◆ **What is asked**
Word for word, print each line of the listing below; pictures stay out.

--- Raw records ---

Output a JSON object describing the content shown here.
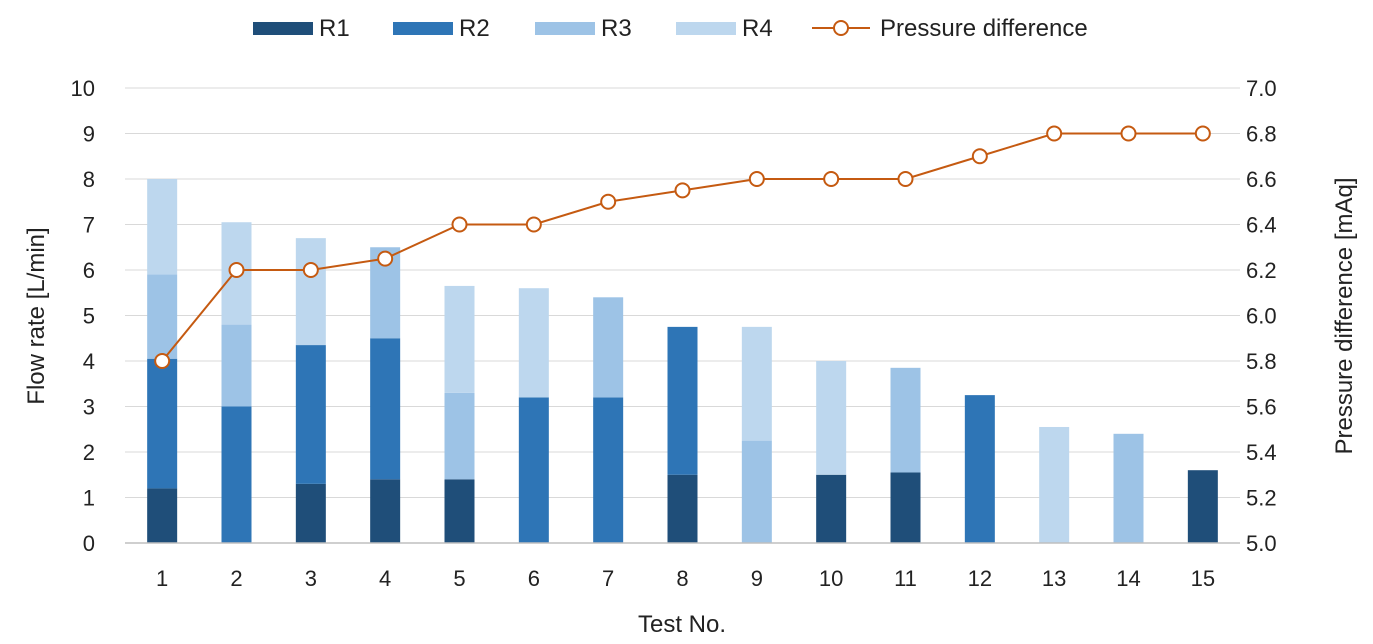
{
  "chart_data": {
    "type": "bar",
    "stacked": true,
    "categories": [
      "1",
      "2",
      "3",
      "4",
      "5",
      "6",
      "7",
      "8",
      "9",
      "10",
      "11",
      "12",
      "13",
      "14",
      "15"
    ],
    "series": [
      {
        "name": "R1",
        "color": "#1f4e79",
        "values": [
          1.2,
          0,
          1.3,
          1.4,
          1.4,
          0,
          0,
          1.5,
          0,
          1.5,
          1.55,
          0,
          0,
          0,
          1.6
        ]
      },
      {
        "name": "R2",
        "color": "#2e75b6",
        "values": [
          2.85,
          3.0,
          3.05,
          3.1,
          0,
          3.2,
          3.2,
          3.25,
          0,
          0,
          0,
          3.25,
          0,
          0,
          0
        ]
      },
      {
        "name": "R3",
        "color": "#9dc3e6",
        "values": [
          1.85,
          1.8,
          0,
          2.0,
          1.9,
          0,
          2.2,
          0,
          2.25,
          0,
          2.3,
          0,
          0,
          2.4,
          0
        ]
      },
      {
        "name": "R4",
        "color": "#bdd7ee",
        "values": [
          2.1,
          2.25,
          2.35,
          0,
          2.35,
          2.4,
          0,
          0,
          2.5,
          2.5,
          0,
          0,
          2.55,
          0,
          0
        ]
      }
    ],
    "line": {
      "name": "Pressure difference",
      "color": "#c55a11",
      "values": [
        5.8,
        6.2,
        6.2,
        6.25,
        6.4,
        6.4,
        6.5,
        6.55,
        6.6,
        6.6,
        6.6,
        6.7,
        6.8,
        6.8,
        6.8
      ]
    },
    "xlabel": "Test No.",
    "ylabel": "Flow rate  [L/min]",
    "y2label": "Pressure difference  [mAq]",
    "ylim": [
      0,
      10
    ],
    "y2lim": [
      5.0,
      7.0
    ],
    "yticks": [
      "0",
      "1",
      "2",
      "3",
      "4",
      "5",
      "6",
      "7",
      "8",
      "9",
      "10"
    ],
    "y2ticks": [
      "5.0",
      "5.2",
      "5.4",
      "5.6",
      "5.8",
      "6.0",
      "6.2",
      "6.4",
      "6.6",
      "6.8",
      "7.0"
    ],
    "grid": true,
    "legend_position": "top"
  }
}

---

◆ **Correct output**
Output a JSON object describing the content shown here.
{
  "chart_data": {
    "type": "bar",
    "stacked": true,
    "categories": [
      "1",
      "2",
      "3",
      "4",
      "5",
      "6",
      "7",
      "8",
      "9",
      "10",
      "11",
      "12",
      "13",
      "14",
      "15"
    ],
    "series": [
      {
        "name": "R1",
        "color": "#1f4e79",
        "values": [
          1.2,
          0,
          1.3,
          1.4,
          1.4,
          0,
          0,
          1.5,
          0,
          1.5,
          1.55,
          0,
          0,
          0,
          1.6
        ]
      },
      {
        "name": "R2",
        "color": "#2e75b6",
        "values": [
          2.85,
          3.0,
          3.05,
          3.1,
          0,
          3.2,
          3.2,
          3.25,
          0,
          0,
          0,
          3.25,
          0,
          0,
          0
        ]
      },
      {
        "name": "R3",
        "color": "#9dc3e6",
        "values": [
          1.85,
          1.8,
          0,
          2.0,
          1.9,
          0,
          2.2,
          0,
          2.25,
          0,
          2.3,
          0,
          0,
          2.4,
          0
        ]
      },
      {
        "name": "R4",
        "color": "#bdd7ee",
        "values": [
          2.1,
          2.25,
          2.35,
          0,
          2.35,
          2.4,
          0,
          0,
          2.5,
          2.5,
          0,
          0,
          2.55,
          0,
          0
        ]
      }
    ],
    "line": {
      "name": "Pressure difference",
      "color": "#c55a11",
      "values": [
        5.8,
        6.2,
        6.2,
        6.25,
        6.4,
        6.4,
        6.5,
        6.55,
        6.6,
        6.6,
        6.6,
        6.7,
        6.8,
        6.8,
        6.8
      ]
    },
    "xlabel": "Test No.",
    "ylabel": "Flow rate  [L/min]",
    "y2label": "Pressure difference  [mAq]",
    "ylim": [
      0,
      10
    ],
    "y2lim": [
      5.0,
      7.0
    ],
    "yticks": [
      "0",
      "1",
      "2",
      "3",
      "4",
      "5",
      "6",
      "7",
      "8",
      "9",
      "10"
    ],
    "y2ticks": [
      "5.0",
      "5.2",
      "5.4",
      "5.6",
      "5.8",
      "6.0",
      "6.2",
      "6.4",
      "6.6",
      "6.8",
      "7.0"
    ],
    "grid": true,
    "legend_position": "top"
  }
}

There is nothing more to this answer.